◆ Dataset content ◆
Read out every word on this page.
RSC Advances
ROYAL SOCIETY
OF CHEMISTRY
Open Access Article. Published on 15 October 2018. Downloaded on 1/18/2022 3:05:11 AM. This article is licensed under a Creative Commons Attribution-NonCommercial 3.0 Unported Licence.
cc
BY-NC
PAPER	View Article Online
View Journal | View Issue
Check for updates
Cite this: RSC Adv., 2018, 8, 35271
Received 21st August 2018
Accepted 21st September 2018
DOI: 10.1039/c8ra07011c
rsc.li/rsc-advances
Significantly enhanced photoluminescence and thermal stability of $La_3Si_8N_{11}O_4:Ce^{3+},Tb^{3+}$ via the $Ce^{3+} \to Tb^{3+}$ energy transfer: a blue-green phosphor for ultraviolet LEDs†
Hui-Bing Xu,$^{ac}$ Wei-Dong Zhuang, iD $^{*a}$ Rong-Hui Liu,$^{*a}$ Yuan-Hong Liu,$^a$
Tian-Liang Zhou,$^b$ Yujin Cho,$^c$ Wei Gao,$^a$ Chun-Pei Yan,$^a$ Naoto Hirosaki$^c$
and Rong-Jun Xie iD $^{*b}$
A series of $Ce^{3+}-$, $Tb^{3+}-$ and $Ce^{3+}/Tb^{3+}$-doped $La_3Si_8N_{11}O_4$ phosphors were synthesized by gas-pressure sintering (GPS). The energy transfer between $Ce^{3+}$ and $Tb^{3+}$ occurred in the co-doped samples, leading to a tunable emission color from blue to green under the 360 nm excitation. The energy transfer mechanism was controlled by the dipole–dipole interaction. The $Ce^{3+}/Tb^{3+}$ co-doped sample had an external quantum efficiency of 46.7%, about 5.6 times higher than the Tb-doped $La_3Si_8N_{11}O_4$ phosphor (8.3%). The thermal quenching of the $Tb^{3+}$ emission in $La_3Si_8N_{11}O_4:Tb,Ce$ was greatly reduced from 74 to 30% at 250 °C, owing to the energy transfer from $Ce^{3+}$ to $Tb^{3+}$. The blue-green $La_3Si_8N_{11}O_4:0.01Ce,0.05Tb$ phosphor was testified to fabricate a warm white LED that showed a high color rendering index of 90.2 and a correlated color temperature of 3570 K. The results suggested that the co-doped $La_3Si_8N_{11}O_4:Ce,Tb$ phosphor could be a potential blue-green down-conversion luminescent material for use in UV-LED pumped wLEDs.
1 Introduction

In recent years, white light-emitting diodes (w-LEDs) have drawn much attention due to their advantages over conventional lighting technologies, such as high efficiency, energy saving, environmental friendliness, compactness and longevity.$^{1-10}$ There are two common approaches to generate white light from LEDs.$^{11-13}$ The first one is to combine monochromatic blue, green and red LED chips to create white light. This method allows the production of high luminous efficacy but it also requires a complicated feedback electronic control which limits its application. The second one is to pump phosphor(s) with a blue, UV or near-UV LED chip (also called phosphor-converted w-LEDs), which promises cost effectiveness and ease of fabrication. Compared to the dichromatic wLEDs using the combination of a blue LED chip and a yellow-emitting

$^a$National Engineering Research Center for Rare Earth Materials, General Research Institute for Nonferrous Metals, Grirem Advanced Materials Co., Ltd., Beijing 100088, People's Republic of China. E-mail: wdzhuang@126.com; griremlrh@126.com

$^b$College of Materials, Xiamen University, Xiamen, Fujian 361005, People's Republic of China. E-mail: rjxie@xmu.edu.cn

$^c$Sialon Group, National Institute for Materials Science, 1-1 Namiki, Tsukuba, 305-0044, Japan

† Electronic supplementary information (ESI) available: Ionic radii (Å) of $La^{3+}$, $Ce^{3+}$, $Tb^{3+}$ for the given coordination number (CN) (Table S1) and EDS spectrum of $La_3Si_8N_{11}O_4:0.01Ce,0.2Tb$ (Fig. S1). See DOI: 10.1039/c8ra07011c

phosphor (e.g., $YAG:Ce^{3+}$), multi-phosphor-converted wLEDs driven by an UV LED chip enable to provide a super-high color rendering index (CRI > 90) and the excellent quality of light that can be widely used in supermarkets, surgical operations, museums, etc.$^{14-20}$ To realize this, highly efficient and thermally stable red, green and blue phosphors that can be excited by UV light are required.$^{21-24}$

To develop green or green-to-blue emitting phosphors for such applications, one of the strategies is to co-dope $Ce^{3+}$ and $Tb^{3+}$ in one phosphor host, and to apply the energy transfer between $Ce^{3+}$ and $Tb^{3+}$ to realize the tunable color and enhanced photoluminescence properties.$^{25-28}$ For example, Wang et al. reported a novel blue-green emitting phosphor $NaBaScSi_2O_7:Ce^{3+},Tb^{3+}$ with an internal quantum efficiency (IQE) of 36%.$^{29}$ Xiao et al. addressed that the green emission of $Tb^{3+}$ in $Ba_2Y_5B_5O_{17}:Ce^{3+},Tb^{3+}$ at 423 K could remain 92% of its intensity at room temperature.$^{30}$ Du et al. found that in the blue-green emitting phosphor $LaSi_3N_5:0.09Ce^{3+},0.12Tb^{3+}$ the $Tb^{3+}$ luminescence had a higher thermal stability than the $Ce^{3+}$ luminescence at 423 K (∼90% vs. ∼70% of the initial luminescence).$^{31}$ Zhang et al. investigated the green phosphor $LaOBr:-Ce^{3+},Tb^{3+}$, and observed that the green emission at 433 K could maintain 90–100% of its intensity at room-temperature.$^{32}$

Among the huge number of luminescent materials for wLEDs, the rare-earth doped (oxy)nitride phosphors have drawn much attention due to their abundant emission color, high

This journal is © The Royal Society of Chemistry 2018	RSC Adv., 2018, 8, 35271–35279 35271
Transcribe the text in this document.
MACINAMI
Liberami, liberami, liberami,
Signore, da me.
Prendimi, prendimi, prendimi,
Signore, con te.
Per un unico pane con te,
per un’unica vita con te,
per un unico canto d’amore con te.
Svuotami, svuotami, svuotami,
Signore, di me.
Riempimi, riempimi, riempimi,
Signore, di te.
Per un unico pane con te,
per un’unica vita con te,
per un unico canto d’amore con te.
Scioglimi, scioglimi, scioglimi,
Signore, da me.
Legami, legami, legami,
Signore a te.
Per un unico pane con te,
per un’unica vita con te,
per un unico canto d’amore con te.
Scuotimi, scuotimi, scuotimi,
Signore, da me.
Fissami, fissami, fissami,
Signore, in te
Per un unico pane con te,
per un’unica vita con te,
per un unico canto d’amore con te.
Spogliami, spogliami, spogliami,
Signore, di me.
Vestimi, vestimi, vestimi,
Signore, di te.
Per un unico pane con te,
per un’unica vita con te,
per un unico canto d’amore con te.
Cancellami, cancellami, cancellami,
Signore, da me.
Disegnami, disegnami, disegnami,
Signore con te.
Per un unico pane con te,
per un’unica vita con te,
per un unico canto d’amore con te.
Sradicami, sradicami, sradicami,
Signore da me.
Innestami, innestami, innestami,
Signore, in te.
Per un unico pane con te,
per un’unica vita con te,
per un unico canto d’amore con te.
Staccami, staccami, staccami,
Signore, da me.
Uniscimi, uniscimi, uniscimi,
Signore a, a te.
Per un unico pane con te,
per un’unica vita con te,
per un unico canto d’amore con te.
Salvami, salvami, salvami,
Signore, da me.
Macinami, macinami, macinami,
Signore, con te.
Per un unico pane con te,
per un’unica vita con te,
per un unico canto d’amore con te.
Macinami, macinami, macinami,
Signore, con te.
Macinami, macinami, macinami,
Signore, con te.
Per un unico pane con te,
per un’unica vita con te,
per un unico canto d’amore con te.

◆ Work to do ◆
Search the lines for the string "number" and copy every line that has it.

◆ Complete response ◆
† Electronic supplementary information (ESI) available: Ionic radii (Å) of $La^{3+}$, $Ce^{3+}$, $Tb^{3+}$ for the given coordination number (CN) (Table S1) and EDS spectrum of $La_3Si_8N_{11}O_4:0.01Ce,0.2Tb$ (Fig. S1). See DOI: 10.1039/c8ra07011c
Among the huge number of luminescent materials for wLEDs, the rare-earth doped (oxy)nitride phosphors have drawn much attention due to their abundant emission color, high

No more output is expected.